* _To be done_:
Write the material out again exactly.

Items from a data source:
******************************
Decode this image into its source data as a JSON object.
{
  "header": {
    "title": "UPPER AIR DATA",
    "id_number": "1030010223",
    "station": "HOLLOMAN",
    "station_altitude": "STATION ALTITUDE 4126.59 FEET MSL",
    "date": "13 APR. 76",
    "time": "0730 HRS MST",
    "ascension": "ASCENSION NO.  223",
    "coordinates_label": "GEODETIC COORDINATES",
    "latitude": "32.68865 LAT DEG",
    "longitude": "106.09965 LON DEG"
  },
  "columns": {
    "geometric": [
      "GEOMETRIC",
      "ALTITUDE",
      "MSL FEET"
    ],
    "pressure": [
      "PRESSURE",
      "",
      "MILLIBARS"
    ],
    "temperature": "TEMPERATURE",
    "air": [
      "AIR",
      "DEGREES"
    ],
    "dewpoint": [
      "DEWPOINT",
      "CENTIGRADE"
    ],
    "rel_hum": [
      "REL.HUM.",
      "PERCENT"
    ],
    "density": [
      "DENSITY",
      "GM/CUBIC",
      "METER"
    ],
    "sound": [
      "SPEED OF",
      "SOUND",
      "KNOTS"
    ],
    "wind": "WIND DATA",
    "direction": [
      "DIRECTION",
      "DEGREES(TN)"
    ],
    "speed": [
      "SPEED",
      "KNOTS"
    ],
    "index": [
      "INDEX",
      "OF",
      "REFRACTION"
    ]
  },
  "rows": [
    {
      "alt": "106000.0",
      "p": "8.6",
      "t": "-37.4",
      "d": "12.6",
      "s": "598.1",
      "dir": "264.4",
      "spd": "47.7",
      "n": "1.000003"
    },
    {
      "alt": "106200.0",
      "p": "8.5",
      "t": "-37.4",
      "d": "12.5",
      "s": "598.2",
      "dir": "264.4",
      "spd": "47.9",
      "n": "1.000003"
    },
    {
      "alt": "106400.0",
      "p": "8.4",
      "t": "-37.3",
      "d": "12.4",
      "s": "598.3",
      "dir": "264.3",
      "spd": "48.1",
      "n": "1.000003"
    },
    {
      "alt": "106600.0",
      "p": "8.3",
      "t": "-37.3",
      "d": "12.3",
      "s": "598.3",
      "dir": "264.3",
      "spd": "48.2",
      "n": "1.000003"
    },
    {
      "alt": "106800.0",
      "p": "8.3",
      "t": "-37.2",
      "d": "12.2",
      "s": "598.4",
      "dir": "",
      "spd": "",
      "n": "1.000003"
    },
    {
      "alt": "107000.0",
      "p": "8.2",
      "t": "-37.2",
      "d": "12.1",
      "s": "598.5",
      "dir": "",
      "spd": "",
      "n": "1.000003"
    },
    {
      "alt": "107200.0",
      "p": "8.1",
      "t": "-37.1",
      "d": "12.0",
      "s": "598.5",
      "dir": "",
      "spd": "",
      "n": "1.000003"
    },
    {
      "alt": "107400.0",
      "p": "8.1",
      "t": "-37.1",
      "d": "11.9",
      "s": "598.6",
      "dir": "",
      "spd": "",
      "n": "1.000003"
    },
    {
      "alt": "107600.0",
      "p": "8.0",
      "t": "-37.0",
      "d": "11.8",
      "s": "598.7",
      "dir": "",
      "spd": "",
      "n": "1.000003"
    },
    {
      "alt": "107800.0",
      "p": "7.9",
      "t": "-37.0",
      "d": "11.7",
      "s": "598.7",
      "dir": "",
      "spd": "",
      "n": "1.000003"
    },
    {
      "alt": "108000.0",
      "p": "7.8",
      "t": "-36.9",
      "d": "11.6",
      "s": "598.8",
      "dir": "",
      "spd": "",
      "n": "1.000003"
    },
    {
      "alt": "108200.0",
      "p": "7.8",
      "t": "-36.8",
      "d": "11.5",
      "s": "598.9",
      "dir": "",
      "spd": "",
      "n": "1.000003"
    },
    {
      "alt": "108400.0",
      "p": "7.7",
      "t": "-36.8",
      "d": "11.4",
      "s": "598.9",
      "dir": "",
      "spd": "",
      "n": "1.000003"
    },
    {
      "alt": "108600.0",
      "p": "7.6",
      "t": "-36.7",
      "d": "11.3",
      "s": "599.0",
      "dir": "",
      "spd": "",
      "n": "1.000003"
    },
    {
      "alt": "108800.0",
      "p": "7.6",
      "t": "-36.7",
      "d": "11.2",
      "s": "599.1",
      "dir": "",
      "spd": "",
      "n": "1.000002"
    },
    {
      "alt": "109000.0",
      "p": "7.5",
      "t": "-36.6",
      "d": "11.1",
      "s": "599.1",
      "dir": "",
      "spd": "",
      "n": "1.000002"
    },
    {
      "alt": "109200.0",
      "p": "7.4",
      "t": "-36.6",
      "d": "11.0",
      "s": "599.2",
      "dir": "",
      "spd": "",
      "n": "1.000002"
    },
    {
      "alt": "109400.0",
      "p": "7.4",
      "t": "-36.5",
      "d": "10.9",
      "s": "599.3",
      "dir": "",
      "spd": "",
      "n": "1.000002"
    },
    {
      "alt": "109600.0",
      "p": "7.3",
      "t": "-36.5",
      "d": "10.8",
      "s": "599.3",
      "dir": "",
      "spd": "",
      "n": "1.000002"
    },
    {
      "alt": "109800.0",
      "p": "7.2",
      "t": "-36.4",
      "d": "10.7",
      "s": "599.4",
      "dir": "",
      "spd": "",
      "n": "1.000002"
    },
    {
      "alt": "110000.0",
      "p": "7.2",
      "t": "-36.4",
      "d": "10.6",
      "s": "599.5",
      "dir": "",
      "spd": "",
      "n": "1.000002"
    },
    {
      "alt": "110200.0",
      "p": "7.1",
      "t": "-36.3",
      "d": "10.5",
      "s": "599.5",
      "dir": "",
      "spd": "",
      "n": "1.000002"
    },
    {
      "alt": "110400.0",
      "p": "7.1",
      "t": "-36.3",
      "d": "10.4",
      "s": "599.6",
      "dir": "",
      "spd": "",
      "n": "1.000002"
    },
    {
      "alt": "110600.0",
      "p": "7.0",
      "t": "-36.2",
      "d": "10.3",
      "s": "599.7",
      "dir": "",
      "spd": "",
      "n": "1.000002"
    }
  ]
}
******************************
* _Full solution_:
Decode this image into its source data as a JSON object.
{
  "header": {
    "title": "UPPER AIR DATA",
    "id_number": "1030010223",
    "station": "HOLLOMAN",
    "station_altitude": "STATION ALTITUDE 4126.59 FEET MSL",
    "date": "13 APR. 76",
    "time": "0730 HRS MST",
    "ascension": "ASCENSION NO.  223",
    "coordinates_label": "GEODETIC COORDINATES",
    "latitude": "32.68865 LAT DEG",
    "longitude": "106.09965 LON DEG"
  },
  "columns": {
    "geometric": [
      "GEOMETRIC",
      "ALTITUDE",
      "MSL FEET"
    ],
    "pressure": [
      "PRESSURE",
      "",
      "MILLIBARS"
    ],
    "temperature": "TEMPERATURE",
    "air": [
      "AIR",
      "DEGREES"
    ],
    "dewpoint": [
      "DEWPOINT",
      "CENTIGRADE"
    ],
    "rel_hum": [
      "REL.HUM.",
      "PERCENT"
    ],
    "density": [
      "DENSITY",
      "GM/CUBIC",
      "METER"
    ],
    "sound": [
      "SPEED OF",
      "SOUND",
      "KNOTS"
    ],
    "wind": "WIND DATA",
    "direction": [
      "DIRECTION",
      "DEGREES(TN)"
    ],
    "speed": [
      "SPEED",
      "KNOTS"
    ],
    "index": [
      "INDEX",
      "OF",
      "REFRACTION"
    ]
  },
  "rows": [
    {
      "alt": "106000.0",
      "p": "8.6",
      "t": "-37.4",
      "d": "12.6",
      "s": "598.1",
      "dir": "264.4",
      "spd": "47.7",
      "n": "1.000003"
    },
    {
      "alt": "106200.0",
      "p": "8.5",
      "t": "-37.4",
      "d": "12.5",
      "s": "598.2",
      "dir": "264.4",
      "spd": "47.9",
      "n": "1.000003"
    },
    {
      "alt": "106400.0",
      "p": "8.4",
      "t": "-37.3",
      "d": "12.4",
      "s": "598.3",
      "dir": "264.3",
      "spd": "48.1",
      "n": "1.000003"
    },
    {
      "alt": "106600.0",
      "p": "8.3",
      "t": "-37.3",
      "d": "12.3",
      "s": "598.3",
      "dir": "264.3",
      "spd": "48.2",
      "n": "1.000003"
    },
    {
      "alt": "106800.0",
      "p": "8.3",
      "t": "-37.2",
      "d": "12.2",
      "s": "598.4",
      "dir": "",
      "spd": "",
      "n": "1.000003"
    },
    {
      "alt": "107000.0",
      "p": "8.2",
      "t": "-37.2",
      "d": "12.1",
      "s": "598.5",
      "dir": "",
      "spd": "",
      "n": "1.000003"
    },
    {
      "alt": "107200.0",
      "p": "8.1",
      "t": "-37.1",
      "d": "12.0",
      "s": "598.5",
      "dir": "",
      "spd": "",
      "n": "1.000003"
    },
    {
      "alt": "107400.0",
      "p": "8.1",
      "t": "-37.1",
      "d": "11.9",
      "s": "598.6",
      "dir": "",
      "spd": "",
      "n": "1.000003"
    },
    {
      "alt": "107600.0",
      "p": "8.0",
      "t": "-37.0",
      "d": "11.8",
      "s": "598.7",
      "dir": "",
      "spd": "",
      "n": "1.000003"
    },
    {
      "alt": "107800.0",
      "p": "7.9",
      "t": "-37.0",
      "d": "11.7",
      "s": "598.7",
      "dir": "",
      "spd": "",
      "n": "1.000003"
    },
    {
      "alt": "108000.0",
      "p": "7.8",
      "t": "-36.9",
      "d": "11.6",
      "s": "598.8",
      "dir": "",
      "spd": "",
      "n": "1.000003"
    },
    {
      "alt": "108200.0",
      "p": "7.8",
      "t": "-36.8",
      "d": "11.5",
      "s": "598.9",
      "dir": "",
      "spd": "",
      "n": "1.000003"
    },
    {
      "alt": "108400.0",
      "p": "7.7",
      "t": "-36.8",
      "d": "11.4",
      "s": "598.9",
      "dir": "",
      "spd": "",
      "n": "1.000003"
    },
    {
      "alt": "108600.0",
      "p": "7.6",
      "t": "-36.7",
      "d": "11.3",
      "s": "599.0",
      "dir": "",
      "spd": "",
      "n": "1.000003"
    },
    {
      "alt": "108800.0",
      "p": "7.6",
      "t": "-36.7",
      "d": "11.2",
      "s": "599.1",
      "dir": "",
      "spd": "",
      "n": "1.000002"
    },
    {
      "alt": "109000.0",
      "p": "7.5",
      "t": "-36.6",
      "d": "11.1",
      "s": "599.1",
      "dir": "",
      "spd": "",
      "n": "1.000002"
    },
    {
      "alt": "109200.0",
      "p": "7.4",
      "t": "-36.6",
      "d": "11.0",
      "s": "599.2",
      "dir": "",
      "spd": "",
      "n": "1.000002"
    },
    {
      "alt": "109400.0",
      "p": "7.4",
      "t": "-36.5",
      "d": "10.9",
      "s": "599.3",
      "dir": "",
      "spd": "",
      "n": "1.000002"
    },
    {
      "alt": "109600.0",
      "p": "7.3",
      "t": "-36.5",
      "d": "10.8",
      "s": "599.3",
      "dir": "",
      "spd": "",
      "n": "1.000002"
    },
    {
      "alt": "109800.0",
      "p": "7.2",
      "t": "-36.4",
      "d": "10.7",
      "s": "599.4",
      "dir": "",
      "spd": "",
      "n": "1.000002"
    },
    {
      "alt": "110000.0",
      "p": "7.2",
      "t": "-36.4",
      "d": "10.6",
      "s": "599.5",
      "dir": "",
      "spd": "",
      "n": "1.000002"
    },
    {
      "alt": "110200.0",
      "p": "7.1",
      "t": "-36.3",
      "d": "10.5",
      "s": "599.5",
      "dir": "",
      "spd": "",
      "n": "1.000002"
    },
    {
      "alt": "110400.0",
      "p": "7.1",
      "t": "-36.3",
      "d": "10.4",
      "s": "599.6",
      "dir": "",
      "spd": "",
      "n": "1.000002"
    },
    {
      "alt": "110600.0",
      "p": "7.0",
      "t": "-36.2",
      "d": "10.3",
      "s": "599.7",
      "dir": "",
      "spd": "",
      "n": "1.000002"
    }
  ]
}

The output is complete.